*Task directions*: Each line below that contains "JSON" counts once; report the total and nothing more.

┌─ Recorded information

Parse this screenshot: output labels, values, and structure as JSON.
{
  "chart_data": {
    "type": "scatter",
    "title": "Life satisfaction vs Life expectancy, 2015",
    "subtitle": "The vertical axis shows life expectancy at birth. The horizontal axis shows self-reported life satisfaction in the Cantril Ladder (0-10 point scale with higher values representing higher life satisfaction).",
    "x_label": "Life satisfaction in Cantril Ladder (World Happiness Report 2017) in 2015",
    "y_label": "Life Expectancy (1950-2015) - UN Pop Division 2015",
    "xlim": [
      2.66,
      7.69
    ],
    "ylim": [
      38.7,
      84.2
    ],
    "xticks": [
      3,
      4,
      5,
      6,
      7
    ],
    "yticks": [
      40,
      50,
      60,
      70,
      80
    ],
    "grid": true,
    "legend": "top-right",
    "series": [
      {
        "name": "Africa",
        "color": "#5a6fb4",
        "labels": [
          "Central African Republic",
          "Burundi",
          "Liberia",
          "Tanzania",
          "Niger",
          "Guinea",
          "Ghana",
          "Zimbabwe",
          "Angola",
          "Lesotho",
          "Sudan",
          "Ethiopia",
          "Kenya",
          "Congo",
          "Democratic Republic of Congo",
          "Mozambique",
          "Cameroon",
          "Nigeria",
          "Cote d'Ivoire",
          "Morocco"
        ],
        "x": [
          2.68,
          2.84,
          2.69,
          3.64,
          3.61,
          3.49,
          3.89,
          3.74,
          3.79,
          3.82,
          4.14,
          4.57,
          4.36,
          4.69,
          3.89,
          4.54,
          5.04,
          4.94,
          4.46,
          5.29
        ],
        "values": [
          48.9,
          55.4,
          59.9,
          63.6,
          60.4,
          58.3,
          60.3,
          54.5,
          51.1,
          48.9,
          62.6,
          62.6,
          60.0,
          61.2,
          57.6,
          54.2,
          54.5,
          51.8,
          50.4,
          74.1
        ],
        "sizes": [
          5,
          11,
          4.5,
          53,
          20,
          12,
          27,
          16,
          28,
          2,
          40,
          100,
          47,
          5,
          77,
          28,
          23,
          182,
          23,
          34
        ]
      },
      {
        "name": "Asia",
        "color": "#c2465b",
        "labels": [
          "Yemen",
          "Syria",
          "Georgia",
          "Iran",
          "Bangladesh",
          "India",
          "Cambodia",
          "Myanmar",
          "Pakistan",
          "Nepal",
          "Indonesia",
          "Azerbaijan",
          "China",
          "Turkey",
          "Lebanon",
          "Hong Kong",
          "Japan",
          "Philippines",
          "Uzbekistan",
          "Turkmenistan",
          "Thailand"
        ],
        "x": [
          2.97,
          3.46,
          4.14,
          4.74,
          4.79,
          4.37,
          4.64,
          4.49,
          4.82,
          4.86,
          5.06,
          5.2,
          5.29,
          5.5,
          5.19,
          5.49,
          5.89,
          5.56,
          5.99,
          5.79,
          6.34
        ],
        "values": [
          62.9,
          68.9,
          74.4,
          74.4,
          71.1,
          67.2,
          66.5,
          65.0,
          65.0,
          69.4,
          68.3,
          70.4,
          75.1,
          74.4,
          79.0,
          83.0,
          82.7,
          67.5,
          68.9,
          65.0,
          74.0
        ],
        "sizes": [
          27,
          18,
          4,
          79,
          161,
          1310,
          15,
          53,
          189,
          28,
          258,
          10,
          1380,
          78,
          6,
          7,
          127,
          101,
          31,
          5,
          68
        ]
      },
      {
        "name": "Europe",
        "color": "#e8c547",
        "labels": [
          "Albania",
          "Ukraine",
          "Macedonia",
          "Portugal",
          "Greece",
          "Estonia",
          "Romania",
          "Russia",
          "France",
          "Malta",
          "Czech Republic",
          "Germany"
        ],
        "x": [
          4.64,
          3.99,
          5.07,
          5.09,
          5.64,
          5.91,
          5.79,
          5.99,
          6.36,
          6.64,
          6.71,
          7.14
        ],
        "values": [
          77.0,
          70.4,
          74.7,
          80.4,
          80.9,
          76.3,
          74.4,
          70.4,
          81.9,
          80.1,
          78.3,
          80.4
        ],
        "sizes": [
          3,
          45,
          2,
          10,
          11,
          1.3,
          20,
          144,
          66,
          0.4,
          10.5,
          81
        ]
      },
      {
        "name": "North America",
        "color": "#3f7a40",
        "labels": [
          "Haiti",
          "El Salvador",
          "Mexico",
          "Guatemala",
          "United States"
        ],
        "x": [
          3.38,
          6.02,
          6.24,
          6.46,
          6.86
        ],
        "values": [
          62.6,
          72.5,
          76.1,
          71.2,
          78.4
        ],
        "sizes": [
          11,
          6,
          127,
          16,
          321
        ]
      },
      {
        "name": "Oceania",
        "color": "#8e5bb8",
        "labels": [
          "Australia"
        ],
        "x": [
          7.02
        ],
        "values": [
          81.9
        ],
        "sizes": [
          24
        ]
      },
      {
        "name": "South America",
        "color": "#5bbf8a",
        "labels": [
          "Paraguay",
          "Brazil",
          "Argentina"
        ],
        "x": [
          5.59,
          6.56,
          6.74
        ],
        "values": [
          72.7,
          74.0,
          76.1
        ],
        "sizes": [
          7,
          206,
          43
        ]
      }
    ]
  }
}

└─
┌─ Recorded information

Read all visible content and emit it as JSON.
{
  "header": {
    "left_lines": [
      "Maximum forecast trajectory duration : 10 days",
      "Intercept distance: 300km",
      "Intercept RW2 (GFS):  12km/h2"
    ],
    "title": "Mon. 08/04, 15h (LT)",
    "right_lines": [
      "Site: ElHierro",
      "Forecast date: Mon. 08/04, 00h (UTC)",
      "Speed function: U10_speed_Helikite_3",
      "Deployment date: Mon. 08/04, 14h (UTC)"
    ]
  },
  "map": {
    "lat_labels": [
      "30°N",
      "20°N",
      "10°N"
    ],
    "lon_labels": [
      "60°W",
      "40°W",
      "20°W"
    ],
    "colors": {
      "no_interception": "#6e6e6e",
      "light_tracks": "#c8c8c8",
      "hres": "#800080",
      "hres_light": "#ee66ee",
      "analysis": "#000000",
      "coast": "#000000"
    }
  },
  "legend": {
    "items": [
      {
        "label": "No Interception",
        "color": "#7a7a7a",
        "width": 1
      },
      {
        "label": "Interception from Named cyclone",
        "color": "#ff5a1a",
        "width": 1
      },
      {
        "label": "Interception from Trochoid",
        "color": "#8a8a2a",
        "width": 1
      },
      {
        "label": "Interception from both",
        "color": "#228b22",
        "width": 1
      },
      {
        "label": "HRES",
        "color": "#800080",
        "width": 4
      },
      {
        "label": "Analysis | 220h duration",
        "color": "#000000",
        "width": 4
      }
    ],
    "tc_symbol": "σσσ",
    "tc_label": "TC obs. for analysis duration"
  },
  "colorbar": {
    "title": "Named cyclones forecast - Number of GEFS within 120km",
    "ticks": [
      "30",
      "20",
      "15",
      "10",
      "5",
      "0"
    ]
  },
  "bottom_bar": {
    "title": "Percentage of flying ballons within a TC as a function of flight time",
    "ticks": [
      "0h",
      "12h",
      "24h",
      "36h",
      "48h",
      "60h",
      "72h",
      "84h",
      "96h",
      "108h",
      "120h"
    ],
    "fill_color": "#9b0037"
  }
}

└─
┌─ Recorded information

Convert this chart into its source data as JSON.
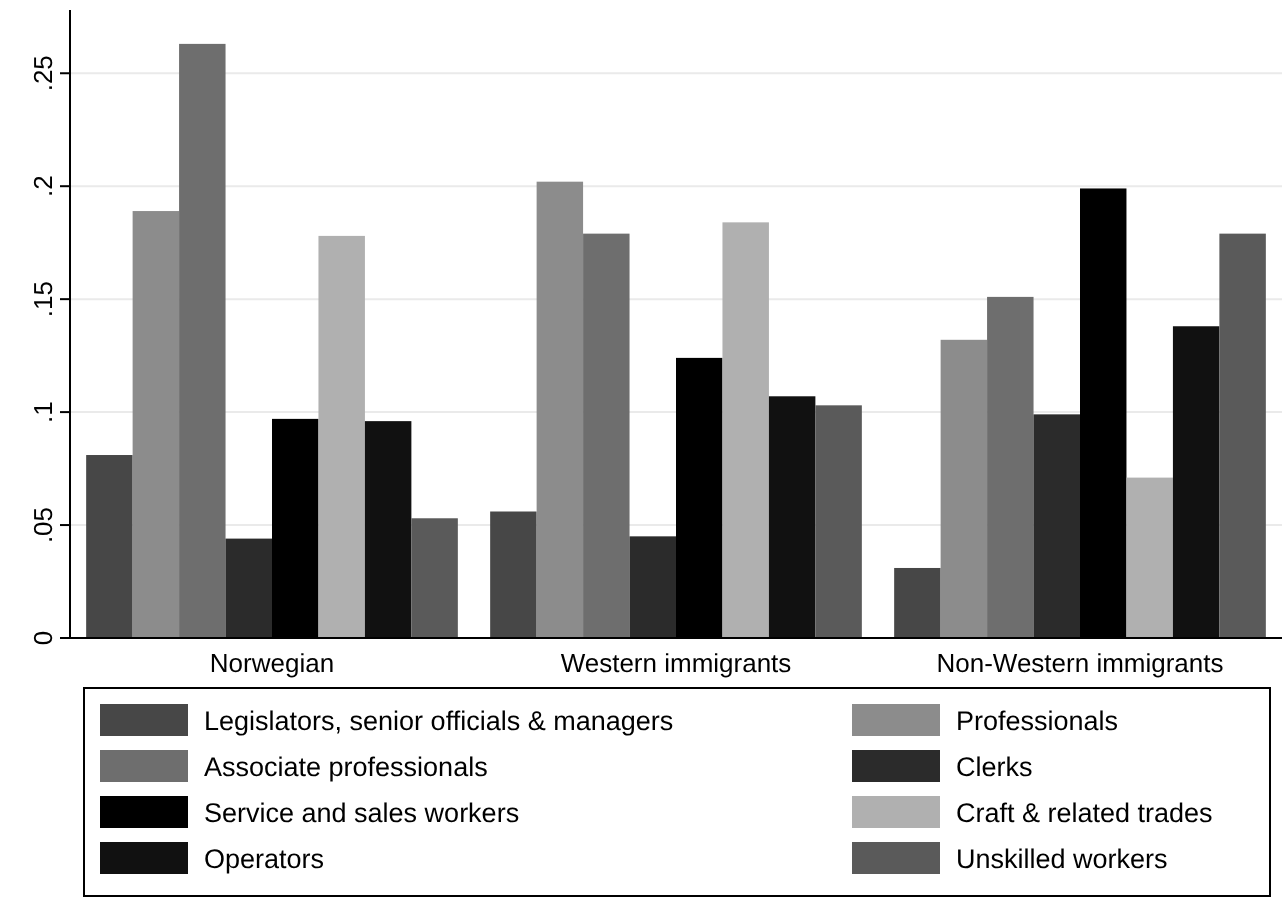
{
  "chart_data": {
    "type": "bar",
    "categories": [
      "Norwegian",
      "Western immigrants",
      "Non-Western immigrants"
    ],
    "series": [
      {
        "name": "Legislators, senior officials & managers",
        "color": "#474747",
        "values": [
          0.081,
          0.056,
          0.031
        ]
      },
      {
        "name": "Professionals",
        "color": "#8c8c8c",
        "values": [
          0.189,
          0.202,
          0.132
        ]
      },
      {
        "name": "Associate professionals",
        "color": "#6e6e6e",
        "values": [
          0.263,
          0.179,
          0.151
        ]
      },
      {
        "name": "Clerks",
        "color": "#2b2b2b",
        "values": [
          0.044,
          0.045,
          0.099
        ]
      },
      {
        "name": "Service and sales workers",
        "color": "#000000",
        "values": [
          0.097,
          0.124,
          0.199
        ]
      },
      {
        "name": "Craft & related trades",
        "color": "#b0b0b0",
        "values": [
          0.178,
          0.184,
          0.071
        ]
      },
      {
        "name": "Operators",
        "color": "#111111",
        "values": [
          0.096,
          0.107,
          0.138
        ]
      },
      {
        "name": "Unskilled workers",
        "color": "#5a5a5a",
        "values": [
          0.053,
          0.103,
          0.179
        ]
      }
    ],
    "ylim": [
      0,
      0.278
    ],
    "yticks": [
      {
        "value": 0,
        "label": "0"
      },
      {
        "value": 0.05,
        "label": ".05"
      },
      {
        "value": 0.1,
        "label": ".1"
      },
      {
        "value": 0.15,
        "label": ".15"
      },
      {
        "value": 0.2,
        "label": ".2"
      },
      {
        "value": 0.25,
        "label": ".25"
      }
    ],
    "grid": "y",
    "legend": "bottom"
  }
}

└─

*Result for this exercise*: 3